(Collected data entries)

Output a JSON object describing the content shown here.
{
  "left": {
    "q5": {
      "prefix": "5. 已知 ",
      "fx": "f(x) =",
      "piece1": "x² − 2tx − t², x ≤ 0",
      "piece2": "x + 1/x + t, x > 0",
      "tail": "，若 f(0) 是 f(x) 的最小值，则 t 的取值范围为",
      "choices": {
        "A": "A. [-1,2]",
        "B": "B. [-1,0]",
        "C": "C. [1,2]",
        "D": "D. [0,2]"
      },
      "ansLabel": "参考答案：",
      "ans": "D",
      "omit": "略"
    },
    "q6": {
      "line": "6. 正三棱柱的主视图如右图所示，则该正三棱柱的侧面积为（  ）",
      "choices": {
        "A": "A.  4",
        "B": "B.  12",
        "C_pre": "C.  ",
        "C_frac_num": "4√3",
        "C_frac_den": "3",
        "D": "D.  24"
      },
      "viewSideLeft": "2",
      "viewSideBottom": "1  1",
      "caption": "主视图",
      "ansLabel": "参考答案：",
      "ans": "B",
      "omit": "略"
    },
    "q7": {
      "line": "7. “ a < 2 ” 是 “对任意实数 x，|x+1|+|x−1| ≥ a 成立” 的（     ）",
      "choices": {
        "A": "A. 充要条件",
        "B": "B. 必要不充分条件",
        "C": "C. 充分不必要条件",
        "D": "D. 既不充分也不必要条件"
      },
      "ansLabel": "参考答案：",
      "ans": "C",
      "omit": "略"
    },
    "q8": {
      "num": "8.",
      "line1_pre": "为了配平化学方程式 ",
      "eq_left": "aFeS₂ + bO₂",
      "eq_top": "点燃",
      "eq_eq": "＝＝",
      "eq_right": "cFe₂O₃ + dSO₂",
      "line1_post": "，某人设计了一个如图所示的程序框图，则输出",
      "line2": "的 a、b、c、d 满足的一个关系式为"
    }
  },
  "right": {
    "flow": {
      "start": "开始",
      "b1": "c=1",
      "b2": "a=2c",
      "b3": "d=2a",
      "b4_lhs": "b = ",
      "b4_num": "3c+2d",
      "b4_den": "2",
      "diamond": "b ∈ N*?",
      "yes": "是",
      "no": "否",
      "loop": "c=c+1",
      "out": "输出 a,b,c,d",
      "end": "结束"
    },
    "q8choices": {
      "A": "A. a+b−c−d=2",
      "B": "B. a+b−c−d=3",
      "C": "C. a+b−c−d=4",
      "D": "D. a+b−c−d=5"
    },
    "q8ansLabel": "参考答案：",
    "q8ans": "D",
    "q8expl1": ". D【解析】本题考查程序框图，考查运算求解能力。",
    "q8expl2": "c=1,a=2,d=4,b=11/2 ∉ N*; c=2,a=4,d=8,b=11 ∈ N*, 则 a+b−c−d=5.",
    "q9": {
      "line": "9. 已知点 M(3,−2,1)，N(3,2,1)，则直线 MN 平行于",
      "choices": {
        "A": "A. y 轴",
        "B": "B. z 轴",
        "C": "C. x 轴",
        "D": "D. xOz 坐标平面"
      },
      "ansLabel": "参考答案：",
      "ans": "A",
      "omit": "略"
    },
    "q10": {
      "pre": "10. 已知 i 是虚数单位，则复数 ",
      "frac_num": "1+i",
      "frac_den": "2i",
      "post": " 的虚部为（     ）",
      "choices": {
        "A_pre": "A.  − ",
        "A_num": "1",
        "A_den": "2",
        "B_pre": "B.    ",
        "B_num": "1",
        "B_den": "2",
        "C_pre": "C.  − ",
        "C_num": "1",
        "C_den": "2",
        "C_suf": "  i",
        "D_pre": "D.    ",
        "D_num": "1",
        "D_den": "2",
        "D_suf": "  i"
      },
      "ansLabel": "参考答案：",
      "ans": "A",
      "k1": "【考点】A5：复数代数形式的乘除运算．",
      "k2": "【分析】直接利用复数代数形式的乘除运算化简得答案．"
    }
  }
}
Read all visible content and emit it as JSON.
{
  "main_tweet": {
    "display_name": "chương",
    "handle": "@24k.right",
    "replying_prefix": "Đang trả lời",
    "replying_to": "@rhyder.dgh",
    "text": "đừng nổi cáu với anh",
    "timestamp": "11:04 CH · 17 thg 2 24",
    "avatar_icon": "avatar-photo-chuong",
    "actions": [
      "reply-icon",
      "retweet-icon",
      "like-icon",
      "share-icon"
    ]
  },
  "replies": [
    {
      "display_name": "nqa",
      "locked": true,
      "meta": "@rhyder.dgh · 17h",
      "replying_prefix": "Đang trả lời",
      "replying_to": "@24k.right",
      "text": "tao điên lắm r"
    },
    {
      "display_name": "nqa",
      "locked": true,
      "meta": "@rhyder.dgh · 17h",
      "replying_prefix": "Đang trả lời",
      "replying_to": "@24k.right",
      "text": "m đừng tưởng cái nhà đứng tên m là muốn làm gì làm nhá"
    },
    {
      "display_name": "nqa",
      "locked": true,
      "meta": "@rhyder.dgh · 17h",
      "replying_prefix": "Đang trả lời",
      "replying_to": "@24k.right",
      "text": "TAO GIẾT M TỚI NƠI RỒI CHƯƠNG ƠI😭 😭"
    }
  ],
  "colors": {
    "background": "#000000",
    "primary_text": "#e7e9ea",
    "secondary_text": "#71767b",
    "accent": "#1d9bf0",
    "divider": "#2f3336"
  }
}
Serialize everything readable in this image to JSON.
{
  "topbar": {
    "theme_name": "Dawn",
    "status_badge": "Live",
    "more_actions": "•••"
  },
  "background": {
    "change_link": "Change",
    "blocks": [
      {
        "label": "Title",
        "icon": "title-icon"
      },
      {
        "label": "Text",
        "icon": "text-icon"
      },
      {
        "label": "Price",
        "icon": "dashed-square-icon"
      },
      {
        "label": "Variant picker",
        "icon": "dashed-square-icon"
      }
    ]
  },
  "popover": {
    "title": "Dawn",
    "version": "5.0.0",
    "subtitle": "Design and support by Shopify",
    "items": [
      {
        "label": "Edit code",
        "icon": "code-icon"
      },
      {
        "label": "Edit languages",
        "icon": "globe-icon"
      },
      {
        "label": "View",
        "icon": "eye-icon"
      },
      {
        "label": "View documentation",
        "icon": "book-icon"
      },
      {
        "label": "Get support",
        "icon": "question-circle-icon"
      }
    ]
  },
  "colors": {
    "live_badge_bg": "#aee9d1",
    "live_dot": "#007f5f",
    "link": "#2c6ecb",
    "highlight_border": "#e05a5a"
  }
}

CHALLENGE => Write out all the data again, exactly as it appears.

WRITTEN RESPONSE =>
Output a JSON object describing the content shown here.
{
  "left": {
    "q5": {
      "prefix": "5. 已知 ",
      "fx": "f(x) =",
      "piece1": "x² − 2tx − t², x ≤ 0",
      "piece2": "x + 1/x + t, x > 0",
      "tail": "，若 f(0) 是 f(x) 的最小值，则 t 的取值范围为",
      "choices": {
        "A": "A. [-1,2]",
        "B": "B. [-1,0]",
        "C": "C. [1,2]",
        "D": "D. [0,2]"
      },
      "ansLabel": "参考答案：",
      "ans": "D",
      "omit": "略"
    },
    "q6": {
      "line": "6. 正三棱柱的主视图如右图所示，则该正三棱柱的侧面积为（  ）",
      "choices": {
        "A": "A.  4",
        "B": "B.  12",
        "C_pre": "C.  ",
        "C_frac_num": "4√3",
        "C_frac_den": "3",
        "D": "D.  24"
      },
      "viewSideLeft": "2",
      "viewSideBottom": "1  1",
      "caption": "主视图",
      "ansLabel": "参考答案：",
      "ans": "B",
      "omit": "略"
    },
    "q7": {
      "line": "7. “ a < 2 ” 是 “对任意实数 x，|x+1|+|x−1| ≥ a 成立” 的（     ）",
      "choices": {
        "A": "A. 充要条件",
        "B": "B. 必要不充分条件",
        "C": "C. 充分不必要条件",
        "D": "D. 既不充分也不必要条件"
      },
      "ansLabel": "参考答案：",
      "ans": "C",
      "omit": "略"
    },
    "q8": {
      "num": "8.",
      "line1_pre": "为了配平化学方程式 ",
      "eq_left": "aFeS₂ + bO₂",
      "eq_top": "点燃",
      "eq_eq": "＝＝",
      "eq_right": "cFe₂O₃ + dSO₂",
      "line1_post": "，某人设计了一个如图所示的程序框图，则输出",
      "line2": "的 a、b、c、d 满足的一个关系式为"
    }
  },
  "right": {
    "flow": {
      "start": "开始",
      "b1": "c=1",
      "b2": "a=2c",
      "b3": "d=2a",
      "b4_lhs": "b = ",
      "b4_num": "3c+2d",
      "b4_den": "2",
      "diamond": "b ∈ N*?",
      "yes": "是",
      "no": "否",
      "loop": "c=c+1",
      "out": "输出 a,b,c,d",
      "end": "结束"
    },
    "q8choices": {
      "A": "A. a+b−c−d=2",
      "B": "B. a+b−c−d=3",
      "C": "C. a+b−c−d=4",
      "D": "D. a+b−c−d=5"
    },
    "q8ansLabel": "参考答案：",
    "q8ans": "D",
    "q8expl1": ". D【解析】本题考查程序框图，考查运算求解能力。",
    "q8expl2": "c=1,a=2,d=4,b=11/2 ∉ N*; c=2,a=4,d=8,b=11 ∈ N*, 则 a+b−c−d=5.",
    "q9": {
      "line": "9. 已知点 M(3,−2,1)，N(3,2,1)，则直线 MN 平行于",
      "choices": {
        "A": "A. y 轴",
        "B": "B. z 轴",
        "C": "C. x 轴",
        "D": "D. xOz 坐标平面"
      },
      "ansLabel": "参考答案：",
      "ans": "A",
      "omit": "略"
    },
    "q10": {
      "pre": "10. 已知 i 是虚数单位，则复数 ",
      "frac_num": "1+i",
      "frac_den": "2i",
      "post": " 的虚部为（     ）",
      "choices": {
        "A_pre": "A.  − ",
        "A_num": "1",
        "A_den": "2",
        "B_pre": "B.    ",
        "B_num": "1",
        "B_den": "2",
        "C_pre": "C.  − ",
        "C_num": "1",
        "C_den": "2",
        "C_suf": "  i",
        "D_pre": "D.    ",
        "D_num": "1",
        "D_den": "2",
        "D_suf": "  i"
      },
      "ansLabel": "参考答案：",
      "ans": "A",
      "k1": "【考点】A5：复数代数形式的乘除运算．",
      "k2": "【分析】直接利用复数代数形式的乘除运算化简得答案．"
    }
  }
}
Read all visible content and emit it as JSON.
{
  "main_tweet": {
    "display_name": "chương",
    "handle": "@24k.right",
    "replying_prefix": "Đang trả lời",
    "replying_to": "@rhyder.dgh",
    "text": "đừng nổi cáu với anh",
    "timestamp": "11:04 CH · 17 thg 2 24",
    "avatar_icon": "avatar-photo-chuong",
    "actions": [
      "reply-icon",
      "retweet-icon",
      "like-icon",
      "share-icon"
    ]
  },
  "replies": [
    {
      "display_name": "nqa",
      "locked": true,
      "meta": "@rhyder.dgh · 17h",
      "replying_prefix": "Đang trả lời",
      "replying_to": "@24k.right",
      "text": "tao điên lắm r"
    },
    {
      "display_name": "nqa",
      "locked": true,
      "meta": "@rhyder.dgh · 17h",
      "replying_prefix": "Đang trả lời",
      "replying_to": "@24k.right",
      "text": "m đừng tưởng cái nhà đứng tên m là muốn làm gì làm nhá"
    },
    {
      "display_name": "nqa",
      "locked": true,
      "meta": "@rhyder.dgh · 17h",
      "replying_prefix": "Đang trả lời",
      "replying_to": "@24k.right",
      "text": "TAO GIẾT M TỚI NƠI RỒI CHƯƠNG ƠI😭 😭"
    }
  ],
  "colors": {
    "background": "#000000",
    "primary_text": "#e7e9ea",
    "secondary_text": "#71767b",
    "accent": "#1d9bf0",
    "divider": "#2f3336"
  }
}
Serialize everything readable in this image to JSON.
{
  "topbar": {
    "theme_name": "Dawn",
    "status_badge": "Live",
    "more_actions": "•••"
  },
  "background": {
    "change_link": "Change",
    "blocks": [
      {
        "label": "Title",
        "icon": "title-icon"
      },
      {
        "label": "Text",
        "icon": "text-icon"
      },
      {
        "label": "Price",
        "icon": "dashed-square-icon"
      },
      {
        "label": "Variant picker",
        "icon": "dashed-square-icon"
      }
    ]
  },
  "popover": {
    "title": "Dawn",
    "version": "5.0.0",
    "subtitle": "Design and support by Shopify",
    "items": [
      {
        "label": "Edit code",
        "icon": "code-icon"
      },
      {
        "label": "Edit languages",
        "icon": "globe-icon"
      },
      {
        "label": "View",
        "icon": "eye-icon"
      },
      {
        "label": "View documentation",
        "icon": "book-icon"
      },
      {
        "label": "Get support",
        "icon": "question-circle-icon"
      }
    ]
  },
  "colors": {
    "live_badge_bg": "#aee9d1",
    "live_dot": "#007f5f",
    "link": "#2c6ecb",
    "highlight_border": "#e05a5a"
  }
}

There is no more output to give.